■ **MATERIAL FOR THE TASK**:
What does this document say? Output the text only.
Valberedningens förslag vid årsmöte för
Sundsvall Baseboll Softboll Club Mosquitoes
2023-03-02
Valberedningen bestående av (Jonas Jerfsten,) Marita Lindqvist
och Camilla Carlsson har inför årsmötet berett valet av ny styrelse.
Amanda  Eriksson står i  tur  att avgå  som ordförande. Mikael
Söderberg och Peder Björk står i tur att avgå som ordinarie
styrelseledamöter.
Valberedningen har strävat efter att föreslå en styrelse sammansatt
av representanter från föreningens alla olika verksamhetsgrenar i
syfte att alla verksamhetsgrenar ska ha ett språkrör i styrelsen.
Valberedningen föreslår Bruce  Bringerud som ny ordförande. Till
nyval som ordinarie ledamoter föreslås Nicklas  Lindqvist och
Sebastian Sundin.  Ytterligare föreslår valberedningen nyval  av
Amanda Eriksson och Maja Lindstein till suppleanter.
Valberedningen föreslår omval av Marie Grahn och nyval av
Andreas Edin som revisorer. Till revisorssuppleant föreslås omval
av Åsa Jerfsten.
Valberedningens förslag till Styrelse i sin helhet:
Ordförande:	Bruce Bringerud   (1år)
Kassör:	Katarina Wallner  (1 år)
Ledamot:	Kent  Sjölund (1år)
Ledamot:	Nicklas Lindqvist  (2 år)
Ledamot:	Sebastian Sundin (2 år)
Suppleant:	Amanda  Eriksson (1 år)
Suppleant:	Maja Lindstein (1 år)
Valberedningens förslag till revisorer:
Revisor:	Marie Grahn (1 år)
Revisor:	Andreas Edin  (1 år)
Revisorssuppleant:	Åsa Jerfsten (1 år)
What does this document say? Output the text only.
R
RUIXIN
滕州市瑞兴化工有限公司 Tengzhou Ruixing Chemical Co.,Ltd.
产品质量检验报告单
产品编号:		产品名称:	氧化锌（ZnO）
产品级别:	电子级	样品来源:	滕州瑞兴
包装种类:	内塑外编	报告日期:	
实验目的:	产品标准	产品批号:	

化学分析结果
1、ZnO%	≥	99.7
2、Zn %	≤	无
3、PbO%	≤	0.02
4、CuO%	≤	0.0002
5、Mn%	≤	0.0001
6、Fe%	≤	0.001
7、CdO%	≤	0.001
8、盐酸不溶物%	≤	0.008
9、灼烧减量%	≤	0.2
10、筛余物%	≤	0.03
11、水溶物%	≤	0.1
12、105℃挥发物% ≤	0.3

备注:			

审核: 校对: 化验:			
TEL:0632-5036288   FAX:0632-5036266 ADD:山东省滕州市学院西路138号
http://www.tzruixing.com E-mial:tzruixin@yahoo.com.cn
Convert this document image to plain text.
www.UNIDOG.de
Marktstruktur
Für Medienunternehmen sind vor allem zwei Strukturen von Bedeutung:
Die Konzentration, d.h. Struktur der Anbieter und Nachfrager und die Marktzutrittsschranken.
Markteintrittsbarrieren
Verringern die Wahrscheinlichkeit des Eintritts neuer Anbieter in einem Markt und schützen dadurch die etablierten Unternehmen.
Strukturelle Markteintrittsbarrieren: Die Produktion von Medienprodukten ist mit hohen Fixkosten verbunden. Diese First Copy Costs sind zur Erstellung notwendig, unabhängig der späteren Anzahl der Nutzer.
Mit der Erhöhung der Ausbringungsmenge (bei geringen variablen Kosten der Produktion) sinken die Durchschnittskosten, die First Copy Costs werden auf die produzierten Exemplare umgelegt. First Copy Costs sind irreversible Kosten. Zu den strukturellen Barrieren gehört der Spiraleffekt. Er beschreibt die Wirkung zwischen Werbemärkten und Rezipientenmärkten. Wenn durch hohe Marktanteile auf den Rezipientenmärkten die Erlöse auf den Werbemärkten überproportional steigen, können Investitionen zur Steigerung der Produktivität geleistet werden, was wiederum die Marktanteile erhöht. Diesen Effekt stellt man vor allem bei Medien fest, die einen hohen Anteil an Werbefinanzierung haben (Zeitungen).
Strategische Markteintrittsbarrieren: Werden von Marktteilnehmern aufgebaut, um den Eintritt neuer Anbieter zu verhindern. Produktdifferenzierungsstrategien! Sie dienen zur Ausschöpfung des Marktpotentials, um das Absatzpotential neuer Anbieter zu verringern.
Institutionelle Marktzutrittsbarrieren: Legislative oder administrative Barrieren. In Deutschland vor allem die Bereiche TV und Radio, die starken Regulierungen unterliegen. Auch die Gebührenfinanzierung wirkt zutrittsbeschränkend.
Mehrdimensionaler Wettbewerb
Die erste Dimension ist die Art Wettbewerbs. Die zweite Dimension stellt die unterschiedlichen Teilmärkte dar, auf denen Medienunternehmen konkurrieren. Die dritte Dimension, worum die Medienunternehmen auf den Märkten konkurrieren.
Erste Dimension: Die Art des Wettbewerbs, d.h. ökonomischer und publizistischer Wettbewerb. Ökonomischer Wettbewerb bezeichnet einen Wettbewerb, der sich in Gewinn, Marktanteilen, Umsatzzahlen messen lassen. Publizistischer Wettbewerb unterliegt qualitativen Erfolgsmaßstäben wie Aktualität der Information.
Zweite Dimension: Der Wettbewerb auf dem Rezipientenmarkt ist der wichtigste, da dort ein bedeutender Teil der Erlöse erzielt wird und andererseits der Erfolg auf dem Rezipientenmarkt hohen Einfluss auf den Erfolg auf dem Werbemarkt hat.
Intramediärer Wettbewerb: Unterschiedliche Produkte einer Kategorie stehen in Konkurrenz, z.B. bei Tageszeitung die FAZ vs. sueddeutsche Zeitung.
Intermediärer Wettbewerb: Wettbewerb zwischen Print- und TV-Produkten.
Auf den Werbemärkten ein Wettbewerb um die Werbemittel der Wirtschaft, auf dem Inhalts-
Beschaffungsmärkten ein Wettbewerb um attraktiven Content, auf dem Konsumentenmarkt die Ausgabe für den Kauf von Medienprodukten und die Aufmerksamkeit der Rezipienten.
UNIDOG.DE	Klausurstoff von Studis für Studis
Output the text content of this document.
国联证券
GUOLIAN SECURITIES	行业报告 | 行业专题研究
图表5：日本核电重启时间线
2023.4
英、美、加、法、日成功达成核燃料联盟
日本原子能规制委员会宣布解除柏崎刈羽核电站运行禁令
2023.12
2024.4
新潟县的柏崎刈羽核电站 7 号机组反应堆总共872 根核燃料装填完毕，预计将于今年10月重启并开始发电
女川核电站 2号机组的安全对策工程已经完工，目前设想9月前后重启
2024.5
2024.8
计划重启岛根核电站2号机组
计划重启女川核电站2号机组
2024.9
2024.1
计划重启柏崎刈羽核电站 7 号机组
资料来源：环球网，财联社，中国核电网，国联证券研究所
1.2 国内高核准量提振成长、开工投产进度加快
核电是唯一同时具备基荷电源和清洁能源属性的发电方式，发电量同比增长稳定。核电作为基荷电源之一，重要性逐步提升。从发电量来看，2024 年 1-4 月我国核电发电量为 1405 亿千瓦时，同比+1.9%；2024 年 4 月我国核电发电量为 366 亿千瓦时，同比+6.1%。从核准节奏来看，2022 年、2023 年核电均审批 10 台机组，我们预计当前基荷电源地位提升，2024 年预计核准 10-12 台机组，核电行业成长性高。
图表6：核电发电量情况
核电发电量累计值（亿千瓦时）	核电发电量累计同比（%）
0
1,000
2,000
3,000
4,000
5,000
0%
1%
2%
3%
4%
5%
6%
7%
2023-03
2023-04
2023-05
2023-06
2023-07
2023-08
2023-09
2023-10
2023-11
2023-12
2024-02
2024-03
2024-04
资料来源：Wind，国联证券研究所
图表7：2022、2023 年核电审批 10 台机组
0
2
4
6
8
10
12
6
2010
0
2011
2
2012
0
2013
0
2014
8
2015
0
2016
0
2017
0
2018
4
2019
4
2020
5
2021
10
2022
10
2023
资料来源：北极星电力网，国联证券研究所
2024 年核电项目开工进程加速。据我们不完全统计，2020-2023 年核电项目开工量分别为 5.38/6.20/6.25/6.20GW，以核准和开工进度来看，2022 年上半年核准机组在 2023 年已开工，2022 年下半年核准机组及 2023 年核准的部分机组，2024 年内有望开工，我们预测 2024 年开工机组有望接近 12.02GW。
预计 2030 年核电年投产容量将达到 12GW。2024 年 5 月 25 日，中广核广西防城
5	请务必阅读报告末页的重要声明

■ **TO DO**: Output an exact copy of the lines beginning at the one that holds "Output the text content of this document." and running through the final line of the records.

■ **TASK RESPONSE**:
Output the text content of this document.
国联证券
GUOLIAN SECURITIES	行业报告 | 行业专题研究
图表5：日本核电重启时间线
2023.4
英、美、加、法、日成功达成核燃料联盟
日本原子能规制委员会宣布解除柏崎刈羽核电站运行禁令
2023.12
2024.4
新潟县的柏崎刈羽核电站 7 号机组反应堆总共872 根核燃料装填完毕，预计将于今年10月重启并开始发电
女川核电站 2号机组的安全对策工程已经完工，目前设想9月前后重启
2024.5
2024.8
计划重启岛根核电站2号机组
计划重启女川核电站2号机组
2024.9
2024.1
计划重启柏崎刈羽核电站 7 号机组
资料来源：环球网，财联社，中国核电网，国联证券研究所
1.2 国内高核准量提振成长、开工投产进度加快
核电是唯一同时具备基荷电源和清洁能源属性的发电方式，发电量同比增长稳定。核电作为基荷电源之一，重要性逐步提升。从发电量来看，2024 年 1-4 月我国核电发电量为 1405 亿千瓦时，同比+1.9%；2024 年 4 月我国核电发电量为 366 亿千瓦时，同比+6.1%。从核准节奏来看，2022 年、2023 年核电均审批 10 台机组，我们预计当前基荷电源地位提升，2024 年预计核准 10-12 台机组，核电行业成长性高。
图表6：核电发电量情况
核电发电量累计值（亿千瓦时）	核电发电量累计同比（%）
0
1,000
2,000
3,000
4,000
5,000
0%
1%
2%
3%
4%
5%
6%
7%
2023-03
2023-04
2023-05
2023-06
2023-07
2023-08
2023-09
2023-10
2023-11
2023-12
2024-02
2024-03
2024-04
资料来源：Wind，国联证券研究所
图表7：2022、2023 年核电审批 10 台机组
0
2
4
6
8
10
12
6
2010
0
2011
2
2012
0
2013
0
2014
8
2015
0
2016
0
2017
0
2018
4
2019
4
2020
5
2021
10
2022
10
2023
资料来源：北极星电力网，国联证券研究所
2024 年核电项目开工进程加速。据我们不完全统计，2020-2023 年核电项目开工量分别为 5.38/6.20/6.25/6.20GW，以核准和开工进度来看，2022 年上半年核准机组在 2023 年已开工，2022 年下半年核准机组及 2023 年核准的部分机组，2024 年内有望开工，我们预测 2024 年开工机组有望接近 12.02GW。
预计 2030 年核电年投产容量将达到 12GW。2024 年 5 月 25 日，中广核广西防城
5	请务必阅读报告末页的重要声明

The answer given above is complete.